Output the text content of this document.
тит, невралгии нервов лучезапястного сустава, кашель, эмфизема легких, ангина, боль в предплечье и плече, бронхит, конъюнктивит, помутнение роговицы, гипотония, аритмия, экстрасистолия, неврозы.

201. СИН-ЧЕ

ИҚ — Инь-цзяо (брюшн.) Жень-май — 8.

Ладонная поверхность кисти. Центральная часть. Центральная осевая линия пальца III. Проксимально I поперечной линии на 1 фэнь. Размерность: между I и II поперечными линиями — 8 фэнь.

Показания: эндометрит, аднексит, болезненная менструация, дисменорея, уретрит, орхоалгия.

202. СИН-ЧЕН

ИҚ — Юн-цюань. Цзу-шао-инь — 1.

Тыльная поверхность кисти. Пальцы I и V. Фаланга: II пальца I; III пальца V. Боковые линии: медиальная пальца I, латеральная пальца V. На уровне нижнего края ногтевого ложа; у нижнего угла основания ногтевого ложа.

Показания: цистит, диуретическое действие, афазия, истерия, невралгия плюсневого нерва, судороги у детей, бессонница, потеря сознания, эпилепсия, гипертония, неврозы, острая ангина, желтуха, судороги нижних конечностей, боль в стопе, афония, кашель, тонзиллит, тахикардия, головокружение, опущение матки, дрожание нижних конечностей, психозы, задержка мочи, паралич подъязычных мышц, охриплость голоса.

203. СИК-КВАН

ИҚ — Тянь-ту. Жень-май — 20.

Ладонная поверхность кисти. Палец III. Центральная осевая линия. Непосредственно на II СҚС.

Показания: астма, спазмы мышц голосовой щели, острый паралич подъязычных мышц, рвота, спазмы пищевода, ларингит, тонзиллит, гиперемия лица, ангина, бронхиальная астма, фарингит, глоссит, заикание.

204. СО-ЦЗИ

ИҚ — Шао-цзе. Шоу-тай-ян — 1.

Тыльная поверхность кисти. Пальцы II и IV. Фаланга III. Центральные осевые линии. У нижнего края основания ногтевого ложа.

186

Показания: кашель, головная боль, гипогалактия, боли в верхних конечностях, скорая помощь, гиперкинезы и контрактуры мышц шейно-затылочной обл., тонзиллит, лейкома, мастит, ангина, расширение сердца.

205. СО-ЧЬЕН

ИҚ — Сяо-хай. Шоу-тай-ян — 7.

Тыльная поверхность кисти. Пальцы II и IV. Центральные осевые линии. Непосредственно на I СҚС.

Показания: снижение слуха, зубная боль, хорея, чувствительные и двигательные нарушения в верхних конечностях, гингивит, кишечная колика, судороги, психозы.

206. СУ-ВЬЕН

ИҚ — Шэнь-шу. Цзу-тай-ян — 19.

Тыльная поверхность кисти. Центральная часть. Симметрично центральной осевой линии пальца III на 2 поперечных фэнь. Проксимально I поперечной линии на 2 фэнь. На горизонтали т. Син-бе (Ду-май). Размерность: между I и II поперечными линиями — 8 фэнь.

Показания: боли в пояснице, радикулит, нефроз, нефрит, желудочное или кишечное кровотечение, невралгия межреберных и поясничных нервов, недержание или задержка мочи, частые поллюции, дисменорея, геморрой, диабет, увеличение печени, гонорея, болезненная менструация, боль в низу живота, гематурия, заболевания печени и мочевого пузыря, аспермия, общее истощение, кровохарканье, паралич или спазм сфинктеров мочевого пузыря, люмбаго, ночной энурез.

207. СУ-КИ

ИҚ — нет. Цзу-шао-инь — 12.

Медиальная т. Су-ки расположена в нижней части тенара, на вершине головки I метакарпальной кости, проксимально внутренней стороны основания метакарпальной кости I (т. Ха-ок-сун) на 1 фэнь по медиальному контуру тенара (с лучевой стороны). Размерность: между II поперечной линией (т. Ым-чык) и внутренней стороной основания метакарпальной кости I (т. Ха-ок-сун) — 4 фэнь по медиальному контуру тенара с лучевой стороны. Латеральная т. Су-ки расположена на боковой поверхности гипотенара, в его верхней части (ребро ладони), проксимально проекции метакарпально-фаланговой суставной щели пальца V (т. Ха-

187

What you have to do: Output every line above without altering anything.

Problem solution:
Output the text content of this document.
тит, невралгии нервов лучезапястного сустава, кашель, эмфизема легких, ангина, боль в предплечье и плече, бронхит, конъюнктивит, помутнение роговицы, гипотония, аритмия, экстрасистолия, неврозы.

201. СИН-ЧЕ

ИҚ — Инь-цзяо (брюшн.) Жень-май — 8.

Ладонная поверхность кисти. Центральная часть. Центральная осевая линия пальца III. Проксимально I поперечной линии на 1 фэнь. Размерность: между I и II поперечными линиями — 8 фэнь.

Показания: эндометрит, аднексит, болезненная менструация, дисменорея, уретрит, орхоалгия.

202. СИН-ЧЕН

ИҚ — Юн-цюань. Цзу-шао-инь — 1.

Тыльная поверхность кисти. Пальцы I и V. Фаланга: II пальца I; III пальца V. Боковые линии: медиальная пальца I, латеральная пальца V. На уровне нижнего края ногтевого ложа; у нижнего угла основания ногтевого ложа.

Показания: цистит, диуретическое действие, афазия, истерия, невралгия плюсневого нерва, судороги у детей, бессонница, потеря сознания, эпилепсия, гипертония, неврозы, острая ангина, желтуха, судороги нижних конечностей, боль в стопе, афония, кашель, тонзиллит, тахикардия, головокружение, опущение матки, дрожание нижних конечностей, психозы, задержка мочи, паралич подъязычных мышц, охриплость голоса.

203. СИК-КВАН

ИҚ — Тянь-ту. Жень-май — 20.

Ладонная поверхность кисти. Палец III. Центральная осевая линия. Непосредственно на II СҚС.

Показания: астма, спазмы мышц голосовой щели, острый паралич подъязычных мышц, рвота, спазмы пищевода, ларингит, тонзиллит, гиперемия лица, ангина, бронхиальная астма, фарингит, глоссит, заикание.

204. СО-ЦЗИ

ИҚ — Шао-цзе. Шоу-тай-ян — 1.

Тыльная поверхность кисти. Пальцы II и IV. Фаланга III. Центральные осевые линии. У нижнего края основания ногтевого ложа.

186

Показания: кашель, головная боль, гипогалактия, боли в верхних конечностях, скорая помощь, гиперкинезы и контрактуры мышц шейно-затылочной обл., тонзиллит, лейкома, мастит, ангина, расширение сердца.

205. СО-ЧЬЕН

ИҚ — Сяо-хай. Шоу-тай-ян — 7.

Тыльная поверхность кисти. Пальцы II и IV. Центральные осевые линии. Непосредственно на I СҚС.

Показания: снижение слуха, зубная боль, хорея, чувствительные и двигательные нарушения в верхних конечностях, гингивит, кишечная колика, судороги, психозы.

206. СУ-ВЬЕН

ИҚ — Шэнь-шу. Цзу-тай-ян — 19.

Тыльная поверхность кисти. Центральная часть. Симметрично центральной осевой линии пальца III на 2 поперечных фэнь. Проксимально I поперечной линии на 2 фэнь. На горизонтали т. Син-бе (Ду-май). Размерность: между I и II поперечными линиями — 8 фэнь.

Показания: боли в пояснице, радикулит, нефроз, нефрит, желудочное или кишечное кровотечение, невралгия межреберных и поясничных нервов, недержание или задержка мочи, частые поллюции, дисменорея, геморрой, диабет, увеличение печени, гонорея, болезненная менструация, боль в низу живота, гематурия, заболевания печени и мочевого пузыря, аспермия, общее истощение, кровохарканье, паралич или спазм сфинктеров мочевого пузыря, люмбаго, ночной энурез.

207. СУ-КИ

ИҚ — нет. Цзу-шао-инь — 12.

Медиальная т. Су-ки расположена в нижней части тенара, на вершине головки I метакарпальной кости, проксимально внутренней стороны основания метакарпальной кости I (т. Ха-ок-сун) на 1 фэнь по медиальному контуру тенара (с лучевой стороны). Размерность: между II поперечной линией (т. Ым-чык) и внутренней стороной основания метакарпальной кости I (т. Ха-ок-сун) — 4 фэнь по медиальному контуру тенара с лучевой стороны. Латеральная т. Су-ки расположена на боковой поверхности гипотенара, в его верхней части (ребро ладони), проксимально проекции метакарпально-фаланговой суставной щели пальца V (т. Ха-

187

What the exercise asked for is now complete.